**Kaynak metin**
Yaşadıkça neler öğreniyor, öğrendikçe daha bir seviyeli, sevgi dolu, saygıyla yaşıyoruz. Öğrenme zamanına kadar, tecrübe edinmeden önce de ön yargılı olmamak için gayret etmemiz, insan olmamızın gereği değil mi? Ezberlerimize yenik düşmemek ve ön yargılarımızla karşımızdakine ve kendimize çokça acılar çektirmemiz ve pişman halimizle hüzünlere gark olmamız kaçınılmaz. 
Hüzün ve keşkelerle biten ön yargılı hallerimiz en iyisi, kabul edilebileni olsun. Hayat, yaşayabileceğimiz öylesi olaylara müdahil oluruz ki, ne üzüntü ne de somut ceza kabulu kurtarmaz bizi. 
An gelir ön yargılarımızla verilen bir karar ömrümüzce vicdanımızla hesaba oturtur bizleri. Klasik bir hikaye vardır, çokça anlatılır, yazılar da yer alır, okurken dahi insanı acıtıyor, şöyle ki..

<< Bayan garson sinirli olduğu bir gün, pastaneye bir çocuk gelir.
‘Abla yaş pastanın porsiyonu ne kadar?’ diye sorar.

**Alıştırma**
Ön yargılar üzerine olan yukarıdaki metni hiçbir harfini değiştirmeden baştan sona yazdırın. Sonraki malzeme farklı bir kaynaktan alınmıştır.

**Ham malzeme**
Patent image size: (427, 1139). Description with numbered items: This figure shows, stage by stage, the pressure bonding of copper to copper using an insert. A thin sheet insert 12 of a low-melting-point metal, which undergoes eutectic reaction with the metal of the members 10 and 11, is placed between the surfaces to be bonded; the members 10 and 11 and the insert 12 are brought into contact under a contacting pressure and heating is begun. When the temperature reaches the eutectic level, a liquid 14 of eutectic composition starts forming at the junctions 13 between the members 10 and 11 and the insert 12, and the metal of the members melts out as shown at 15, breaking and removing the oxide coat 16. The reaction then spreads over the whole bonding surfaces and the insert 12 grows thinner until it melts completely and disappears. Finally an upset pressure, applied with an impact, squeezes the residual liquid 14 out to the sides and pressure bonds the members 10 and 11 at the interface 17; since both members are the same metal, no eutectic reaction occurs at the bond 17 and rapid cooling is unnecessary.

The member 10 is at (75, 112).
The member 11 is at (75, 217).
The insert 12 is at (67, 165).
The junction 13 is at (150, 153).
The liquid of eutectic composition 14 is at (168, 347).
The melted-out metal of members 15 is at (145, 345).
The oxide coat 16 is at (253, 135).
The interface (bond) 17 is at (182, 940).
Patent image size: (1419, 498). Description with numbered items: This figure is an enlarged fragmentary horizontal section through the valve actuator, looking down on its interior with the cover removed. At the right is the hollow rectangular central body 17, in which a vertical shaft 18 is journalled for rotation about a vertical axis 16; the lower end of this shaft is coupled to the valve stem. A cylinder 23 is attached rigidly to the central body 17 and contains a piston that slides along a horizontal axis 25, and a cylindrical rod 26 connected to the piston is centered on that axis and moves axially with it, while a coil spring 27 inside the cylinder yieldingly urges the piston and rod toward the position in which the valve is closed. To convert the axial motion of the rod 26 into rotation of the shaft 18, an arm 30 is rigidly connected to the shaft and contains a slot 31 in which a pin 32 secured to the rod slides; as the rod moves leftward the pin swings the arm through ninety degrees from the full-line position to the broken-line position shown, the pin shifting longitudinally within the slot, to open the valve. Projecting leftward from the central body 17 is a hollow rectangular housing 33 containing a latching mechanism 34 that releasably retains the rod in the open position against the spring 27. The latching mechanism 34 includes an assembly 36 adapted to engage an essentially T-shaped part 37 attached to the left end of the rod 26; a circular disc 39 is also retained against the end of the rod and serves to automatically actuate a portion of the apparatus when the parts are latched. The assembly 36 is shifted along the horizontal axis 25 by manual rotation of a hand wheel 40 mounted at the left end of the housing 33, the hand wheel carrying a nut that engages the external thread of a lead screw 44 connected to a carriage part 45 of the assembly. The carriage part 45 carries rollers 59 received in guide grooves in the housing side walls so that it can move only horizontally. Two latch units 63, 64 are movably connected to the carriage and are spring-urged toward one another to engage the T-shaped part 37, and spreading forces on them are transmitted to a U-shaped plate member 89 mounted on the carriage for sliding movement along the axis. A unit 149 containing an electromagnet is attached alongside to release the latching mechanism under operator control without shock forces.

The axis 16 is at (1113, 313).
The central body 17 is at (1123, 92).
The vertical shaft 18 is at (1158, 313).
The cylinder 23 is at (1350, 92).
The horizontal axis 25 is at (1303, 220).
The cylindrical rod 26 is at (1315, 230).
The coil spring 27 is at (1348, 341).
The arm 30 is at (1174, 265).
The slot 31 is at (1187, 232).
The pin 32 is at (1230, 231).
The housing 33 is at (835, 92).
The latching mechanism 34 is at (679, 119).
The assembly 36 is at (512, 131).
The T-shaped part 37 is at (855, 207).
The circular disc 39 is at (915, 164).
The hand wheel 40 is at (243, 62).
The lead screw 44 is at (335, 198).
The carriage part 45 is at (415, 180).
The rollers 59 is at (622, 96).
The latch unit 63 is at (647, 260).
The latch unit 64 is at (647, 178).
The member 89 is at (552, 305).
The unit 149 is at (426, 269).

**Tamamlanan görev**
Yaşadıkça neler öğreniyor, öğrendikçe daha bir seviyeli, sevgi dolu, saygıyla yaşıyoruz. Öğrenme zamanına kadar, tecrübe edinmeden önce de ön yargılı olmamak için gayret etmemiz, insan olmamızın gereği değil mi? Ezberlerimize yenik düşmemek ve ön yargılarımızla karşımızdakine ve kendimize çokça acılar çektirmemiz ve pişman halimizle hüzünlere gark olmamız kaçınılmaz. 
Hüzün ve keşkelerle biten ön yargılı hallerimiz en iyisi, kabul edilebileni olsun. Hayat, yaşayabileceğimiz öylesi olaylara müdahil oluruz ki, ne üzüntü ne de somut ceza kabulu kurtarmaz bizi. 
An gelir ön yargılarımızla verilen bir karar ömrümüzce vicdanımızla hesaba oturtur bizleri. Klasik bir hikaye vardır, çokça anlatılır, yazılar da yer alır, okurken dahi insanı acıtıyor, şöyle ki..

<< Bayan garson sinirli olduğu bir gün, pastaneye bir çocuk gelir.
‘Abla yaş pastanın porsiyonu ne kadar?’ diye sorar.